◆ SHORT PROBLEM
Below are records. Copy every line with "GrowFix" in it.

##########

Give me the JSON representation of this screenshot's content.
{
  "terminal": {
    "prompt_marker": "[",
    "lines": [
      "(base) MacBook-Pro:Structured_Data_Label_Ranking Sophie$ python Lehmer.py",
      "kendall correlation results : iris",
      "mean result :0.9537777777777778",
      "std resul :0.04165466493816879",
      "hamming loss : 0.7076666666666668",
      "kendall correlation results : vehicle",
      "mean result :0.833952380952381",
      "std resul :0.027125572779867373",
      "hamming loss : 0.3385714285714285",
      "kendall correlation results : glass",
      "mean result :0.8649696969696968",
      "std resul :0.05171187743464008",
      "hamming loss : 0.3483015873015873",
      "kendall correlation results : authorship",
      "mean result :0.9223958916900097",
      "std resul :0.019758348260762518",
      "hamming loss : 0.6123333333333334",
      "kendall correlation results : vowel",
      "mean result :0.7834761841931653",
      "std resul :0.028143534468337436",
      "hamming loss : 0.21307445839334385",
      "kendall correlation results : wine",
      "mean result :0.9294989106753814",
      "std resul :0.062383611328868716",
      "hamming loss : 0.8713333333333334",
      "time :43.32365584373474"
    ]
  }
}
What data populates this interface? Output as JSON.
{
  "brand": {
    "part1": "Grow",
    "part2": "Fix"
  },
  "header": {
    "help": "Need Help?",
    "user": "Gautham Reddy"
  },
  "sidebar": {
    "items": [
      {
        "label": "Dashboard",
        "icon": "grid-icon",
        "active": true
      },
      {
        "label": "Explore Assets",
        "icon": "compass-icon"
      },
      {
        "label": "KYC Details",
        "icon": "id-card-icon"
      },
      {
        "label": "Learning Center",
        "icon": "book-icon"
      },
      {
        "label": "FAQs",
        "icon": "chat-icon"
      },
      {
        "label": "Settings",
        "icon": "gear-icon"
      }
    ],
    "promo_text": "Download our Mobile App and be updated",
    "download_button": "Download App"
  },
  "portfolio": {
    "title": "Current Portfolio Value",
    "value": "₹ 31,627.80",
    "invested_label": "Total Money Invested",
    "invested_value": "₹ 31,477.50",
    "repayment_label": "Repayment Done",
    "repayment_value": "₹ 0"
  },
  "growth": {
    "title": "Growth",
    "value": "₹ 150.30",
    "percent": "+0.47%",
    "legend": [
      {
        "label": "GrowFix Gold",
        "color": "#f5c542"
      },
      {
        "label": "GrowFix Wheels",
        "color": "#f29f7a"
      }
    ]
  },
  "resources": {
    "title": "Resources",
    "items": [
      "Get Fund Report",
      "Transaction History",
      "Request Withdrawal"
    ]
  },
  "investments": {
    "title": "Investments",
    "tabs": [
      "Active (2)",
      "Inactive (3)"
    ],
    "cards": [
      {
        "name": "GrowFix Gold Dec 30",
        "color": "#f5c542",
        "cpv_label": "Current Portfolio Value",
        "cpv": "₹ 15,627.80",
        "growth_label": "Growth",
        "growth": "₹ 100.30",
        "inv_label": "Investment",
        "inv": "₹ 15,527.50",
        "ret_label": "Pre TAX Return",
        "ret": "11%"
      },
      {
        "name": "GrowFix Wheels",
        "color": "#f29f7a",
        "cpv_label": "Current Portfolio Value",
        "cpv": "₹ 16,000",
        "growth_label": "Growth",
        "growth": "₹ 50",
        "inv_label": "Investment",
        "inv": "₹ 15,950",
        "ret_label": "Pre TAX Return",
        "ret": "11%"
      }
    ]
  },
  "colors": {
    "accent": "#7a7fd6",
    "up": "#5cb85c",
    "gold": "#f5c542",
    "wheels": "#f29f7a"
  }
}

##########

◆ REPLY TO THE EXERCISE
        "label": "GrowFix Gold",
        "label": "GrowFix Wheels",
        "name": "GrowFix Gold Dec 30",
        "name": "GrowFix Wheels",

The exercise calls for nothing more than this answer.